## [The request]
Return the records, each one exactly as written.

## begin Records supplied

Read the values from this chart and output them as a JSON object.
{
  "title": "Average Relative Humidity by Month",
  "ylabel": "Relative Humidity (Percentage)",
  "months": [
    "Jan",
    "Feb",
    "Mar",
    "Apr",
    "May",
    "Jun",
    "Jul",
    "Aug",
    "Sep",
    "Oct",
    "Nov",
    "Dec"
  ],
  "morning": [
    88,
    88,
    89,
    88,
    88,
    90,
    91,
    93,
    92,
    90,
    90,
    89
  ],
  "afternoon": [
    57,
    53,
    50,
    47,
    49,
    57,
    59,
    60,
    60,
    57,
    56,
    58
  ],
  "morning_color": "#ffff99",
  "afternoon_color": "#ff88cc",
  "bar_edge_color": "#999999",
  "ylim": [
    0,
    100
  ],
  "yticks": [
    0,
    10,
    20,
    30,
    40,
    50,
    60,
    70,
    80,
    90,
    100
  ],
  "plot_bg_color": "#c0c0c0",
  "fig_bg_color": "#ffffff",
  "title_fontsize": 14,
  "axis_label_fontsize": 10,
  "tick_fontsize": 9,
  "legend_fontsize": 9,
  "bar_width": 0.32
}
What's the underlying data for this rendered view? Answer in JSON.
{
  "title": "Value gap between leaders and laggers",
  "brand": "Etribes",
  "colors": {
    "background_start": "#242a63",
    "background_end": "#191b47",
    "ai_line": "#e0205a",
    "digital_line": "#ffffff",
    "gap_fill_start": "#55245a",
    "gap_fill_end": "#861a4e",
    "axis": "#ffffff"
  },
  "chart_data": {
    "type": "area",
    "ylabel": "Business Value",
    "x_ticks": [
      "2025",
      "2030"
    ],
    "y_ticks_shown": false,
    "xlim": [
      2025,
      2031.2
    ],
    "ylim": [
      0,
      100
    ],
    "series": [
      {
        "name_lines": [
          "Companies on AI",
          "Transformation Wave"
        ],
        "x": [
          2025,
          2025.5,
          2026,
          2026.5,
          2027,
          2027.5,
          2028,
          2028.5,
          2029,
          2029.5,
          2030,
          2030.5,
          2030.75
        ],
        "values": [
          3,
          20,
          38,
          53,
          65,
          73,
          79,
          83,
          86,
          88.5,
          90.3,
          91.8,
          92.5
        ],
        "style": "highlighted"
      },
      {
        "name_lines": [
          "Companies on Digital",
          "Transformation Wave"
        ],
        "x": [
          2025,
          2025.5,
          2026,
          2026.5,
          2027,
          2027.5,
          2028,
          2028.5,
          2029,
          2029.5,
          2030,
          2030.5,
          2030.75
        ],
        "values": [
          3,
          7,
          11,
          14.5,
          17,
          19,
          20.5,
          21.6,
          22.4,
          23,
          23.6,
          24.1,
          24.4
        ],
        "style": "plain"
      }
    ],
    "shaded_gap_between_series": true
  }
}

## end Records supplied

## [Worked answer]
Read the values from this chart and output them as a JSON object.
{
  "title": "Average Relative Humidity by Month",
  "ylabel": "Relative Humidity (Percentage)",
  "months": [
    "Jan",
    "Feb",
    "Mar",
    "Apr",
    "May",
    "Jun",
    "Jul",
    "Aug",
    "Sep",
    "Oct",
    "Nov",
    "Dec"
  ],
  "morning": [
    88,
    88,
    89,
    88,
    88,
    90,
    91,
    93,
    92,
    90,
    90,
    89
  ],
  "afternoon": [
    57,
    53,
    50,
    47,
    49,
    57,
    59,
    60,
    60,
    57,
    56,
    58
  ],
  "morning_color": "#ffff99",
  "afternoon_color": "#ff88cc",
  "bar_edge_color": "#999999",
  "ylim": [
    0,
    100
  ],
  "yticks": [
    0,
    10,
    20,
    30,
    40,
    50,
    60,
    70,
    80,
    90,
    100
  ],
  "plot_bg_color": "#c0c0c0",
  "fig_bg_color": "#ffffff",
  "title_fontsize": 14,
  "axis_label_fontsize": 10,
  "tick_fontsize": 9,
  "legend_fontsize": 9,
  "bar_width": 0.32
}
What's the underlying data for this rendered view? Answer in JSON.
{
  "title": "Value gap between leaders and laggers",
  "brand": "Etribes",
  "colors": {
    "background_start": "#242a63",
    "background_end": "#191b47",
    "ai_line": "#e0205a",
    "digital_line": "#ffffff",
    "gap_fill_start": "#55245a",
    "gap_fill_end": "#861a4e",
    "axis": "#ffffff"
  },
  "chart_data": {
    "type": "area",
    "ylabel": "Business Value",
    "x_ticks": [
      "2025",
      "2030"
    ],
    "y_ticks_shown": false,
    "xlim": [
      2025,
      2031.2
    ],
    "ylim": [
      0,
      100
    ],
    "series": [
      {
        "name_lines": [
          "Companies on AI",
          "Transformation Wave"
        ],
        "x": [
          2025,
          2025.5,
          2026,
          2026.5,
          2027,
          2027.5,
          2028,
          2028.5,
          2029,
          2029.5,
          2030,
          2030.5,
          2030.75
        ],
        "values": [
          3,
          20,
          38,
          53,
          65,
          73,
          79,
          83,
          86,
          88.5,
          90.3,
          91.8,
          92.5
        ],
        "style": "highlighted"
      },
      {
        "name_lines": [
          "Companies on Digital",
          "Transformation Wave"
        ],
        "x": [
          2025,
          2025.5,
          2026,
          2026.5,
          2027,
          2027.5,
          2028,
          2028.5,
          2029,
          2029.5,
          2030,
          2030.5,
          2030.75
        ],
        "values": [
          3,
          7,
          11,
          14.5,
          17,
          19,
          20.5,
          21.6,
          22.4,
          23,
          23.6,
          24.1,
          24.4
        ],
        "style": "plain"
      }
    ],
    "shaded_gap_between_series": true
  }
}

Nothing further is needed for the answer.